++++ Given information ++++

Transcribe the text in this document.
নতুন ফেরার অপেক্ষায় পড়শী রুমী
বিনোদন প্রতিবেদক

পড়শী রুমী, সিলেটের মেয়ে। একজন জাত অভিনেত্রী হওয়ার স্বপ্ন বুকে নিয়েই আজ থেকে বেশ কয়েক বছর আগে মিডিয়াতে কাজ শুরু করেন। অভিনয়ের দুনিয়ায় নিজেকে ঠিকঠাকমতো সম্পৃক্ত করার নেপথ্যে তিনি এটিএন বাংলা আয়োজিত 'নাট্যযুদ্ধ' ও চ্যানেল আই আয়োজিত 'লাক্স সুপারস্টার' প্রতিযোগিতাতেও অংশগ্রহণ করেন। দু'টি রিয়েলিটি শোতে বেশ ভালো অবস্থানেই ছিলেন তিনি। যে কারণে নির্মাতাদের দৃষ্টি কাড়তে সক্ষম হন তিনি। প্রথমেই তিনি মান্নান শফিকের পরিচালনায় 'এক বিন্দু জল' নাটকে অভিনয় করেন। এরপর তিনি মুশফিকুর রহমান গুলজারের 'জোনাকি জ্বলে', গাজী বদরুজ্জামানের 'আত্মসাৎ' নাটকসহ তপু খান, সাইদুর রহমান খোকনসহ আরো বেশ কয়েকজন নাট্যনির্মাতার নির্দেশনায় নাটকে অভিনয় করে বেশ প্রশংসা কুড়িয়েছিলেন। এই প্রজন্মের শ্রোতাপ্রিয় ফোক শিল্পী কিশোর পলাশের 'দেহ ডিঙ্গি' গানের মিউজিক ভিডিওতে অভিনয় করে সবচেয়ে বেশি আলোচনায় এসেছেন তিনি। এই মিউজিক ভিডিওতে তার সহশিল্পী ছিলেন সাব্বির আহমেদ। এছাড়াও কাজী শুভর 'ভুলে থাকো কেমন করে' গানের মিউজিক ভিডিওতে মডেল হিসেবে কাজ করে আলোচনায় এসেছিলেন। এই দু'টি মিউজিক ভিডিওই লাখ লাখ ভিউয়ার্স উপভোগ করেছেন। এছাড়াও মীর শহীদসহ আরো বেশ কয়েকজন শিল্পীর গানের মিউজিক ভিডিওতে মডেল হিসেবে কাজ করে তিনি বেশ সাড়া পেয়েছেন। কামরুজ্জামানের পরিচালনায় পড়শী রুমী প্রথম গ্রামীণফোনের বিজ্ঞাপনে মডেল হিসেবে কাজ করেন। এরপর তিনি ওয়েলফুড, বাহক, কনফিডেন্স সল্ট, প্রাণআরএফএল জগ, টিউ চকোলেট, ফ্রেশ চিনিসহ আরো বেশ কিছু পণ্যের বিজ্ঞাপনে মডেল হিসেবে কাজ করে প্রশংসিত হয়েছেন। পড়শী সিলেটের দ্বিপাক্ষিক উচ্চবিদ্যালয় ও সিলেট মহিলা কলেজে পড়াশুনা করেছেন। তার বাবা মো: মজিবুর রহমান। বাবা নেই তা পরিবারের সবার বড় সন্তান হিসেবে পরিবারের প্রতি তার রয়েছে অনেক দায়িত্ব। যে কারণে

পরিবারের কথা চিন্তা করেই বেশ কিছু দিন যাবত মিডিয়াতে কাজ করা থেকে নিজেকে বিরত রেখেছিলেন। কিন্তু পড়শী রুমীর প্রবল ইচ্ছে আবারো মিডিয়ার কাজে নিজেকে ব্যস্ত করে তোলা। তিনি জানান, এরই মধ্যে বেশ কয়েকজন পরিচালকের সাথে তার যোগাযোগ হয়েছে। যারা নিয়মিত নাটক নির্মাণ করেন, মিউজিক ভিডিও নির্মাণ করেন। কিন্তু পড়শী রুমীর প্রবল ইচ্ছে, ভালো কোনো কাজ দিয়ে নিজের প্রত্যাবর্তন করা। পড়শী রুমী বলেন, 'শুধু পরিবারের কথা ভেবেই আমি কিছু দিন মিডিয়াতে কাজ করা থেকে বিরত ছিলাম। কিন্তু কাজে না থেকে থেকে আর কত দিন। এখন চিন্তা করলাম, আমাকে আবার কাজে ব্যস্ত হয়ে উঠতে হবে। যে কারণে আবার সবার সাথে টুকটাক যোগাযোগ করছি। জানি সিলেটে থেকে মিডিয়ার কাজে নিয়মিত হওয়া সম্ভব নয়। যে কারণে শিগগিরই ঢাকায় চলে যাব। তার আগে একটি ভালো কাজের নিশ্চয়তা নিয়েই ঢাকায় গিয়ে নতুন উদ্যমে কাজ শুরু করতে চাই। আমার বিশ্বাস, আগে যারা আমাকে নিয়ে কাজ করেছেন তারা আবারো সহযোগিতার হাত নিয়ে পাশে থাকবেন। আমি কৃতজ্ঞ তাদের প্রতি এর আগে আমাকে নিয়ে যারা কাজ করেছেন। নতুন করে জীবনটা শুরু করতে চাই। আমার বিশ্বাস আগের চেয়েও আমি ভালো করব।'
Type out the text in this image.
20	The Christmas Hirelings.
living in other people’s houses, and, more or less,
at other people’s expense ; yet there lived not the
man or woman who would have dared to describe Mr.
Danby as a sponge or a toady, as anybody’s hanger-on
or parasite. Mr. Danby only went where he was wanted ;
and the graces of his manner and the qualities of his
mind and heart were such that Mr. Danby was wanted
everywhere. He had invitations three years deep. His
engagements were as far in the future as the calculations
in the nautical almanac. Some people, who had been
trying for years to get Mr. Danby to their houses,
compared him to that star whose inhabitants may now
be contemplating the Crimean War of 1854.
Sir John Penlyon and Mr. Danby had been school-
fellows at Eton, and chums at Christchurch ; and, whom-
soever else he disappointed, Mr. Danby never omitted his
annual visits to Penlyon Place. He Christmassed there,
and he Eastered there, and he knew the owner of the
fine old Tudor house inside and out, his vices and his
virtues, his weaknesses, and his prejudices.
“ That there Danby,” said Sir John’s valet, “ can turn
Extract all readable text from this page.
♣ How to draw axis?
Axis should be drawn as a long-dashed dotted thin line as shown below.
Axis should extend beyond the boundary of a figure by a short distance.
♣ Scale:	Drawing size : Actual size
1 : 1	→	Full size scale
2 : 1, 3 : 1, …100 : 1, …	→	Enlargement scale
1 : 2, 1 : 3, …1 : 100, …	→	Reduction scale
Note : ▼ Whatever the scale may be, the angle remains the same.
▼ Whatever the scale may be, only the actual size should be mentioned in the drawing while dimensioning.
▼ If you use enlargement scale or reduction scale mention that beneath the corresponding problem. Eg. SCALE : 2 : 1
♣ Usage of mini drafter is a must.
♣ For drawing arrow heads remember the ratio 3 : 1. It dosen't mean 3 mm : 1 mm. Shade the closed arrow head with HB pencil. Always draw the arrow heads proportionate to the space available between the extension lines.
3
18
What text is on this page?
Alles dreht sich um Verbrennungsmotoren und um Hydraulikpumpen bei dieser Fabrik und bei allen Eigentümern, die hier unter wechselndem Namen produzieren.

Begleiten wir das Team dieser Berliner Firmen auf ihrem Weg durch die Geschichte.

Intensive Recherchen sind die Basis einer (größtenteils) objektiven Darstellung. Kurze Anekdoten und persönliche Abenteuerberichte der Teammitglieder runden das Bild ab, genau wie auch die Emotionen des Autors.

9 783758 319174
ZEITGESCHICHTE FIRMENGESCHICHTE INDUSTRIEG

++++

Collect, from the material above, every line containing the word "Whatever".

*Reply*:
Note : ▼ Whatever the scale may be, the angle remains the same.
▼ Whatever the scale may be, only the actual size should be mentioned in the drawing while dimensioning.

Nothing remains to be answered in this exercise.